Saved entries:
※ ※ ※

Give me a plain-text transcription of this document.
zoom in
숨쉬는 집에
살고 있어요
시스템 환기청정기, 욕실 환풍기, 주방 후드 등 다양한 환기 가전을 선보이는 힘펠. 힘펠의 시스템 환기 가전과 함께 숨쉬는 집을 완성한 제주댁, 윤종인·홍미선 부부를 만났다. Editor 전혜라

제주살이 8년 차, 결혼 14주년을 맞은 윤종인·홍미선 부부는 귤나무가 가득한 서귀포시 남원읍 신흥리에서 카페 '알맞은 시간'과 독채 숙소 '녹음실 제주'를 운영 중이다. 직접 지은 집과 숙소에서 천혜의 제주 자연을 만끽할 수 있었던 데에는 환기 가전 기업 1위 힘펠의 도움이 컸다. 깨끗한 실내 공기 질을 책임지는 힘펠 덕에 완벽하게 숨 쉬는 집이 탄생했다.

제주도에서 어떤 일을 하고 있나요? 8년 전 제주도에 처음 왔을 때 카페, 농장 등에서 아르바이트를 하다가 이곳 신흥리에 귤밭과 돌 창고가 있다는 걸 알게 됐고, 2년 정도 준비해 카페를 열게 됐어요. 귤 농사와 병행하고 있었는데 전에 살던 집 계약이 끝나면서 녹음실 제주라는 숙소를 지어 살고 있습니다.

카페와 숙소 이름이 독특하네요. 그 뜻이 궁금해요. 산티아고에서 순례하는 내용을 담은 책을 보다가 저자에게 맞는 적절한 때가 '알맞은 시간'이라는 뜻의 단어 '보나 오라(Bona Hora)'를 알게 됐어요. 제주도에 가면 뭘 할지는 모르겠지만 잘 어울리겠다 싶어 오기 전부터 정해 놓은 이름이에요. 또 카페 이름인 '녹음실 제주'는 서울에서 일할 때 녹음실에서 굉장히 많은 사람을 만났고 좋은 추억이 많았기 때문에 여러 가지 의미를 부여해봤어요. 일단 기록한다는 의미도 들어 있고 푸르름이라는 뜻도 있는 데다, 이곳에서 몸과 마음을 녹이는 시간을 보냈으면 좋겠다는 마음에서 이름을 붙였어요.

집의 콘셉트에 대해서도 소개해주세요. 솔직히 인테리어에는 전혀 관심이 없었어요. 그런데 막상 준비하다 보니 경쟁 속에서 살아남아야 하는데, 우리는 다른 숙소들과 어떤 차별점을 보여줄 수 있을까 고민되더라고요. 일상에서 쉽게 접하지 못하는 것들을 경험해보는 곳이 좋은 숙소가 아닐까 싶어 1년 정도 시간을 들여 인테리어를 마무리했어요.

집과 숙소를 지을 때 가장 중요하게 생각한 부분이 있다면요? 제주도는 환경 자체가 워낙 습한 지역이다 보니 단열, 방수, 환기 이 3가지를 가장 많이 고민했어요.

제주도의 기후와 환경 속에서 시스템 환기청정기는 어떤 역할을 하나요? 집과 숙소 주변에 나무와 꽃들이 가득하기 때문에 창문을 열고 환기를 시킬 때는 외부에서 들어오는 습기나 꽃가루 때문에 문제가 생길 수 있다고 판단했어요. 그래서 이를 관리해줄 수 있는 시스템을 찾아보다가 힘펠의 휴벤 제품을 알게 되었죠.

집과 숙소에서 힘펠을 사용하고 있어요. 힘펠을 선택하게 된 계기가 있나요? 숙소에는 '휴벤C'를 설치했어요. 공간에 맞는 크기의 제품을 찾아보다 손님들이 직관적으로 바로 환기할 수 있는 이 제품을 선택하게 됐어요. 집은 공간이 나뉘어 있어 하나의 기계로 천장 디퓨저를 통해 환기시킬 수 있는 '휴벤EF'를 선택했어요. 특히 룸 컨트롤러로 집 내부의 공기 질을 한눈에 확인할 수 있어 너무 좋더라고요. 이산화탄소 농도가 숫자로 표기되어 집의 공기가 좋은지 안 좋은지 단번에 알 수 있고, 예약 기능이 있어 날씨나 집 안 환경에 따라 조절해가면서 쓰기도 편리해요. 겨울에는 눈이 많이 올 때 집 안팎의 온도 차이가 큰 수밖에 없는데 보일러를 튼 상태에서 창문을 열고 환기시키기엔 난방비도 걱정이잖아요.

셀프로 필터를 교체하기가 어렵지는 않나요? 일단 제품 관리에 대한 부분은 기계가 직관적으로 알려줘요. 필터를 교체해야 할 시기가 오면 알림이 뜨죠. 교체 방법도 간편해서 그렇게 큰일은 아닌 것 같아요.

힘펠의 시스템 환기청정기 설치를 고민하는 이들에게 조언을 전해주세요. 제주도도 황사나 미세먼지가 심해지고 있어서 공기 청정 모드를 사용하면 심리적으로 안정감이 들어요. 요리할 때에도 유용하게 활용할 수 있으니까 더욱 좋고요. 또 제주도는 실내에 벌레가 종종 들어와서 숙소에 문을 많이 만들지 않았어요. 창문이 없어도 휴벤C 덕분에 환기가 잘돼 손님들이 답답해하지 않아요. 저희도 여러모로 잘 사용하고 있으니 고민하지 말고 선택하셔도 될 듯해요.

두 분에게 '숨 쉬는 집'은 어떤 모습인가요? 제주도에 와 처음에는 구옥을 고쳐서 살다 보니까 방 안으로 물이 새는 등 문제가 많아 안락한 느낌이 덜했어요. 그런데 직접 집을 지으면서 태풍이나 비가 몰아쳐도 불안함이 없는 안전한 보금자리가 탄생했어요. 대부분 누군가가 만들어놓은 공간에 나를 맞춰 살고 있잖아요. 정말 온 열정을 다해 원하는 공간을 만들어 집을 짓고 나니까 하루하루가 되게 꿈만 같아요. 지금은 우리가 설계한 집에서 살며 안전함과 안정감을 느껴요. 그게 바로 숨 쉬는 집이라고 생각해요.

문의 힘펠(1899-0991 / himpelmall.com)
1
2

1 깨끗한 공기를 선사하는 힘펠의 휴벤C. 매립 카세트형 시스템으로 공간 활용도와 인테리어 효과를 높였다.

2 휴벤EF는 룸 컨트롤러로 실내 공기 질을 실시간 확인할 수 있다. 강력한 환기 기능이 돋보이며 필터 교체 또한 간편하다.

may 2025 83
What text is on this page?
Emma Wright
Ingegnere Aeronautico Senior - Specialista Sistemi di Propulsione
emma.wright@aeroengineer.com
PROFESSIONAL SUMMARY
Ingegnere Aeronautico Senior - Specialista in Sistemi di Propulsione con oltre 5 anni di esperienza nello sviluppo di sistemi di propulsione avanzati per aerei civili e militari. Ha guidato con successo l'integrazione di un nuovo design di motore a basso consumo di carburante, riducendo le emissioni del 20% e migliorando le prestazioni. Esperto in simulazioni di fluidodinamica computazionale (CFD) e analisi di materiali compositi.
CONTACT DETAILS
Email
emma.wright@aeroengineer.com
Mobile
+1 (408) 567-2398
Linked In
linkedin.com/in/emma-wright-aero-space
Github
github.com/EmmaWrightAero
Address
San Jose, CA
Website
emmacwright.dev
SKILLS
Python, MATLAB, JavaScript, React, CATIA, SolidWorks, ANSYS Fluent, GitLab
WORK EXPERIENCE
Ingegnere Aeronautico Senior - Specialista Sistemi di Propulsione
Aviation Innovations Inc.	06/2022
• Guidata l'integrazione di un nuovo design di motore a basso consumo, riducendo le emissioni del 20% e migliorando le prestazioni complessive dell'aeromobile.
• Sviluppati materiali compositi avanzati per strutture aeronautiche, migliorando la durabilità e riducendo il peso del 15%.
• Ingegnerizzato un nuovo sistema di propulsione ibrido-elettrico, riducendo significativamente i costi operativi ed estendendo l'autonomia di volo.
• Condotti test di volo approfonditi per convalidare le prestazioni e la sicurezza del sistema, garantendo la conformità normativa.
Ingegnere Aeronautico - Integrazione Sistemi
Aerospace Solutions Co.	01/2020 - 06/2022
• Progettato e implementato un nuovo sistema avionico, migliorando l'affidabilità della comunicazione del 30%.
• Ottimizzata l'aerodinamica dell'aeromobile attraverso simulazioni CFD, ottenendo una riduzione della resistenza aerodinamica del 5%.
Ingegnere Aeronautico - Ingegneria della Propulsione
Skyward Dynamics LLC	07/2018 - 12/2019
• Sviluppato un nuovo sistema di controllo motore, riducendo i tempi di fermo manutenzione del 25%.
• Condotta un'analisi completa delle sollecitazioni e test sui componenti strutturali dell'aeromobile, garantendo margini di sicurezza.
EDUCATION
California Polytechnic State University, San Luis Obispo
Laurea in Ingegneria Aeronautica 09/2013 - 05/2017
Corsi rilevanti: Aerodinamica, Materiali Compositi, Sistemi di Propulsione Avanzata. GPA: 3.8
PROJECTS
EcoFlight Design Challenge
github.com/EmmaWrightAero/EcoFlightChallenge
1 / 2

※ ※ ※

REQUIRED TASK:
Show the lines of the material that contain the word "della".

ANSWER FOR THIS EXERCISE:
• Progettato e implementato un nuovo sistema avionico, migliorando l'affidabilità della comunicazione del 30%.
• Ottimizzata l'aerodinamica dell'aeromobile attraverso simulazioni CFD, ottenendo una riduzione della resistenza aerodinamica del 5%.
Ingegnere Aeronautico - Ingegneria della Propulsione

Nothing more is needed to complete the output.